<<<<

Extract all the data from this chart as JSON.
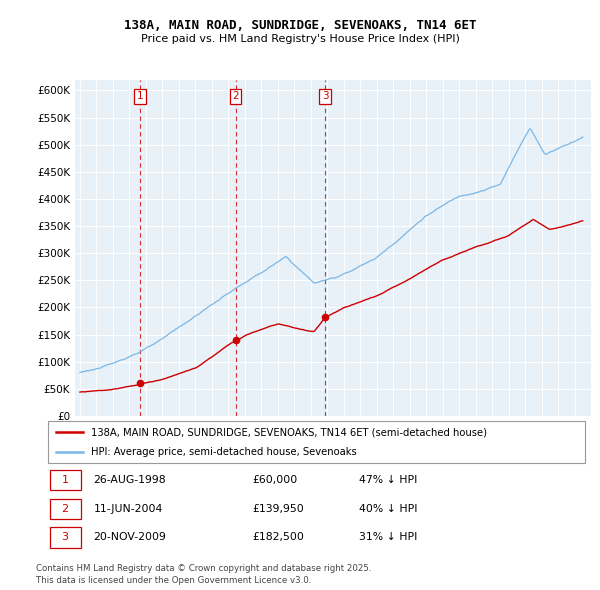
{
  "title_line1": "138A, MAIN ROAD, SUNDRIDGE, SEVENOAKS, TN14 6ET",
  "title_line2": "Price paid vs. HM Land Registry's House Price Index (HPI)",
  "ylabel_ticks": [
    "£0",
    "£50K",
    "£100K",
    "£150K",
    "£200K",
    "£250K",
    "£300K",
    "£350K",
    "£400K",
    "£450K",
    "£500K",
    "£550K",
    "£600K"
  ],
  "ylim": [
    0,
    620000
  ],
  "ytick_vals": [
    0,
    50000,
    100000,
    150000,
    200000,
    250000,
    300000,
    350000,
    400000,
    450000,
    500000,
    550000,
    600000
  ],
  "hpi_color": "#7ab8e8",
  "price_color": "#cc0000",
  "transactions": [
    {
      "num": 1,
      "date_dec": 1998.647,
      "price": 60000
    },
    {
      "num": 2,
      "date_dec": 2004.44,
      "price": 139950
    },
    {
      "num": 3,
      "date_dec": 2009.89,
      "price": 182500
    }
  ],
  "legend_line1": "138A, MAIN ROAD, SUNDRIDGE, SEVENOAKS, TN14 6ET (semi-detached house)",
  "legend_line2": "HPI: Average price, semi-detached house, Sevenoaks",
  "footnote": "Contains HM Land Registry data © Crown copyright and database right 2025.\nThis data is licensed under the Open Government Licence v3.0.",
  "table_rows": [
    {
      "num": 1,
      "date": "26-AUG-1998",
      "amount": "£60,000",
      "pct": "47% ↓ HPI"
    },
    {
      "num": 2,
      "date": "11-JUN-2004",
      "amount": "£139,950",
      "pct": "40% ↓ HPI"
    },
    {
      "num": 3,
      "date": "20-NOV-2009",
      "amount": "£182,500",
      "pct": "31% ↓ HPI"
    }
  ]
}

>>>>

● **Job**: Take the listing above and print it exactly, apart from the pictures.

● **Output for this task**:
Extract all the data from this chart as JSON.
{
  "title_line1": "138A, MAIN ROAD, SUNDRIDGE, SEVENOAKS, TN14 6ET",
  "title_line2": "Price paid vs. HM Land Registry's House Price Index (HPI)",
  "ylabel_ticks": [
    "£0",
    "£50K",
    "£100K",
    "£150K",
    "£200K",
    "£250K",
    "£300K",
    "£350K",
    "£400K",
    "£450K",
    "£500K",
    "£550K",
    "£600K"
  ],
  "ylim": [
    0,
    620000
  ],
  "ytick_vals": [
    0,
    50000,
    100000,
    150000,
    200000,
    250000,
    300000,
    350000,
    400000,
    450000,
    500000,
    550000,
    600000
  ],
  "hpi_color": "#7ab8e8",
  "price_color": "#cc0000",
  "transactions": [
    {
      "num": 1,
      "date_dec": 1998.647,
      "price": 60000
    },
    {
      "num": 2,
      "date_dec": 2004.44,
      "price": 139950
    },
    {
      "num": 3,
      "date_dec": 2009.89,
      "price": 182500
    }
  ],
  "legend_line1": "138A, MAIN ROAD, SUNDRIDGE, SEVENOAKS, TN14 6ET (semi-detached house)",
  "legend_line2": "HPI: Average price, semi-detached house, Sevenoaks",
  "footnote": "Contains HM Land Registry data © Crown copyright and database right 2025.\nThis data is licensed under the Open Government Licence v3.0.",
  "table_rows": [
    {
      "num": 1,
      "date": "26-AUG-1998",
      "amount": "£60,000",
      "pct": "47% ↓ HPI"
    },
    {
      "num": 2,
      "date": "11-JUN-2004",
      "amount": "£139,950",
      "pct": "40% ↓ HPI"
    },
    {
      "num": 3,
      "date": "20-NOV-2009",
      "amount": "£182,500",
      "pct": "31% ↓ HPI"
    }
  ]
}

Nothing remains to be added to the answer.